------ Data section

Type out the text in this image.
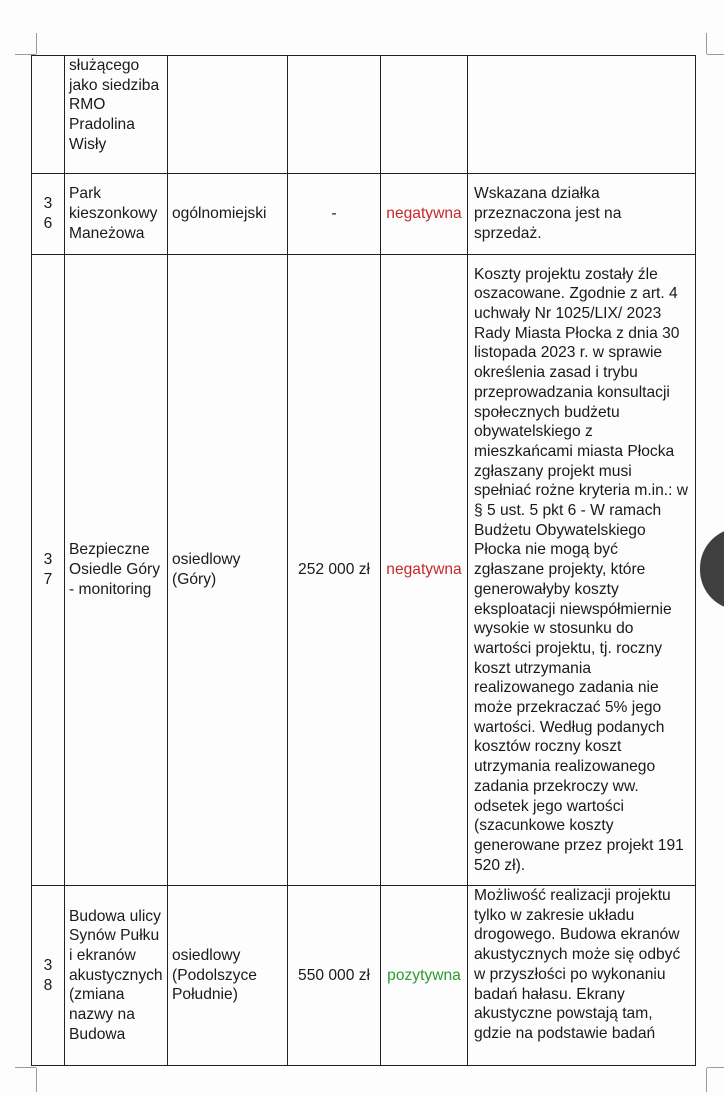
	służącego jako siedziba RMO Pradolina Wisły				

36	Park kieszonkowy Maneżowa	ogólnomiejski	-	negatywna	Wskazana działka przeznaczona jest na sprzedaż.

37	Bezpieczne Osiedle Góry - monitoring	osiedlowy (Góry)	252 000 zł	negatywna	Koszty projektu zostały źle oszacowane. Zgodnie z art. 4 uchwały Nr 1025/LIX/ 2023 Rady Miasta Płocka z dnia 30 listopada 2023 r. w sprawie określenia zasad i trybu przeprowadzania konsultacji społecznych budżetu obywatelskiego z mieszkańcami miasta Płocka zgłaszany projekt musi spełniać rożne kryteria m.in.: w § 5 ust. 5 pkt 6 - W ramach Budżetu Obywatelskiego Płocka nie mogą być zgłaszane projekty, które generowałyby koszty eksploatacji niewspółmiernie wysokie w stosunku do wartości projektu, tj. roczny koszt utrzymania realizowanego zadania nie może przekraczać 5% jego wartości. Według podanych kosztów roczny koszt utrzymania realizowanego zadania przekroczy ww. odsetek jego wartości (szacunkowe koszty generowane przez projekt 191 520 zł).

38	Budowa ulicy Synów Pułku i ekranów akustycznych (zmiana nazwy na Budowa	osiedlowy (Podolszyce Południe)	550 000 zł	pozytywna	Możliwość realizacji projektu tylko w zakresie układu drogowego. Budowa ekranów akustycznych może się odbyć w przyszłości po wykonaniu badań hałasu. Ekrany akustyczne powstają tam, gdzie na podstawie badań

------------

**Request**
Write out every entry again word for word, without any of the pictures.

**Exercise result**
Type out the text in this image.
	służącego jako siedziba RMO Pradolina Wisły				

36	Park kieszonkowy Maneżowa	ogólnomiejski	-	negatywna	Wskazana działka przeznaczona jest na sprzedaż.

37	Bezpieczne Osiedle Góry - monitoring	osiedlowy (Góry)	252 000 zł	negatywna	Koszty projektu zostały źle oszacowane. Zgodnie z art. 4 uchwały Nr 1025/LIX/ 2023 Rady Miasta Płocka z dnia 30 listopada 2023 r. w sprawie określenia zasad i trybu przeprowadzania konsultacji społecznych budżetu obywatelskiego z mieszkańcami miasta Płocka zgłaszany projekt musi spełniać rożne kryteria m.in.: w § 5 ust. 5 pkt 6 - W ramach Budżetu Obywatelskiego Płocka nie mogą być zgłaszane projekty, które generowałyby koszty eksploatacji niewspółmiernie wysokie w stosunku do wartości projektu, tj. roczny koszt utrzymania realizowanego zadania nie może przekraczać 5% jego wartości. Według podanych kosztów roczny koszt utrzymania realizowanego zadania przekroczy ww. odsetek jego wartości (szacunkowe koszty generowane przez projekt 191 520 zł).

38	Budowa ulicy Synów Pułku i ekranów akustycznych (zmiana nazwy na Budowa	osiedlowy (Podolszyce Południe)	550 000 zł	pozytywna	Możliwość realizacji projektu tylko w zakresie układu drogowego. Budowa ekranów akustycznych może się odbyć w przyszłości po wykonaniu badań hałasu. Ekrany akustyczne powstają tam, gdzie na podstawie badań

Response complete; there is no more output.